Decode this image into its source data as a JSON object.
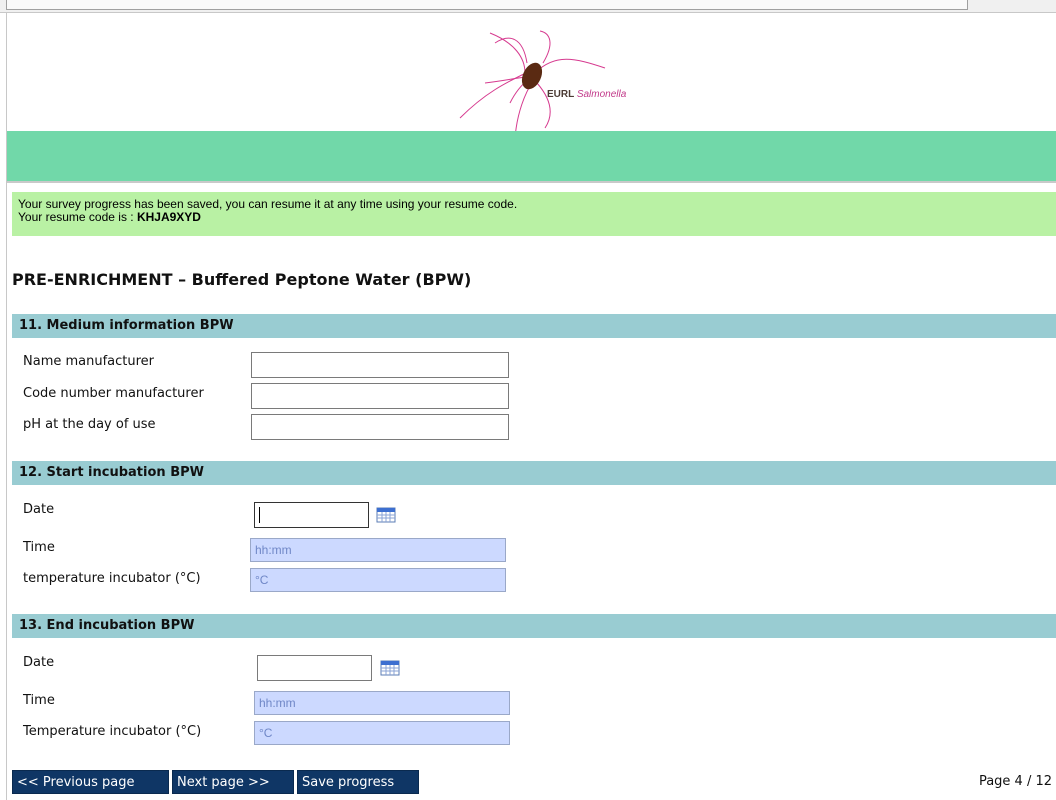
{
  "branding": {
    "logo_text_bold": "EURL",
    "logo_text_italic": "Salmonella"
  },
  "notice": {
    "line1": "Your survey progress has been saved, you can resume it at any time using your resume code.",
    "resume_prefix": "Your resume code is : ",
    "resume_code": "KHJA9XYD"
  },
  "page_title": "PRE-ENRICHMENT – Buffered Peptone Water (BPW)",
  "section11": {
    "title": "11. Medium information BPW",
    "fields": [
      {
        "label": "Name manufacturer",
        "value": ""
      },
      {
        "label": "Code number manufacturer",
        "value": ""
      },
      {
        "label": "pH at the day of use",
        "value": ""
      }
    ]
  },
  "section12": {
    "title": "12. Start incubation BPW",
    "date_label": "Date",
    "date_value": "",
    "time_label": "Time",
    "time_placeholder": "hh:mm",
    "temp_label": "temperature incubator (°C)",
    "temp_placeholder": "°C"
  },
  "section13": {
    "title": "13. End incubation BPW",
    "date_label": "Date",
    "date_value": "",
    "time_label": "Time",
    "time_placeholder": "hh:mm",
    "temp_label": "Temperature incubator (°C)",
    "temp_placeholder": "°C"
  },
  "buttons": {
    "previous": "<< Previous page",
    "next": "Next page >>",
    "save": "Save progress"
  },
  "pagination": "Page 4 / 12",
  "colors": {
    "band": "#71d8a9",
    "notice_bg": "#b9f1a4",
    "section_head": "#99ccd2",
    "button_bg": "#0f3665",
    "input_blue": "#ccd9ff"
  },
  "icons": {
    "calendar": "calendar-icon"
  }
}
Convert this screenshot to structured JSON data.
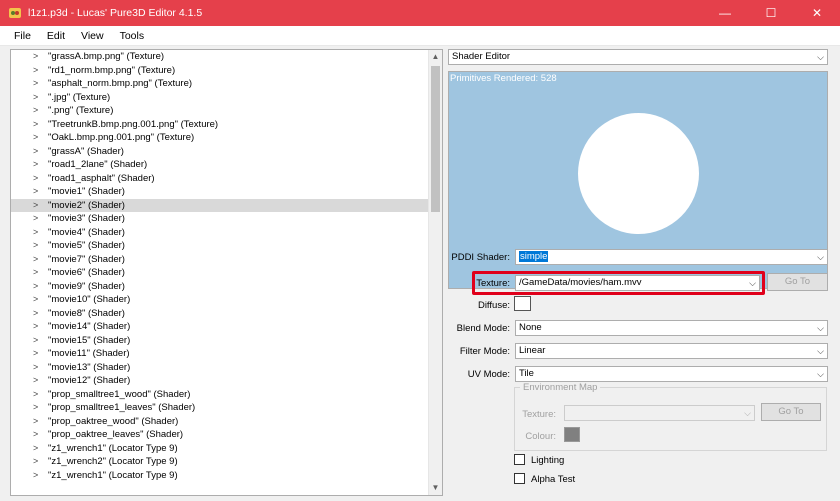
--
Could you repeat all of the material exactly? Pictures should not be copied.

Decode this image into its source data as a JSON object.
{
  "branding": {
    "logo_text_bold": "EURL",
    "logo_text_italic": "Salmonella"
  },
  "notice": {
    "line1": "Your survey progress has been saved, you can resume it at any time using your resume code.",
    "resume_prefix": "Your resume code is : ",
    "resume_code": "KHJA9XYD"
  },
  "page_title": "PRE-ENRICHMENT – Buffered Peptone Water (BPW)",
  "section11": {
    "title": "11. Medium information BPW",
    "fields": [
      {
        "label": "Name manufacturer",
        "value": ""
      },
      {
        "label": "Code number manufacturer",
        "value": ""
      },
      {
        "label": "pH at the day of use",
        "value": ""
      }
    ]
  },
  "section12": {
    "title": "12. Start incubation BPW",
    "date_label": "Date",
    "date_value": "",
    "time_label": "Time",
    "time_placeholder": "hh:mm",
    "temp_label": "temperature incubator (°C)",
    "temp_placeholder": "°C"
  },
  "section13": {
    "title": "13. End incubation BPW",
    "date_label": "Date",
    "date_value": "",
    "time_label": "Time",
    "time_placeholder": "hh:mm",
    "temp_label": "Temperature incubator (°C)",
    "temp_placeholder": "°C"
  },
  "buttons": {
    "previous": "<< Previous page",
    "next": "Next page >>",
    "save": "Save progress"
  },
  "pagination": "Page 4 / 12",
  "colors": {
    "band": "#71d8a9",
    "notice_bg": "#b9f1a4",
    "section_head": "#99ccd2",
    "button_bg": "#0f3665",
    "input_blue": "#ccd9ff"
  },
  "icons": {
    "calendar": "calendar-icon"
  }
}
Convert this screenshot to structured JSON data.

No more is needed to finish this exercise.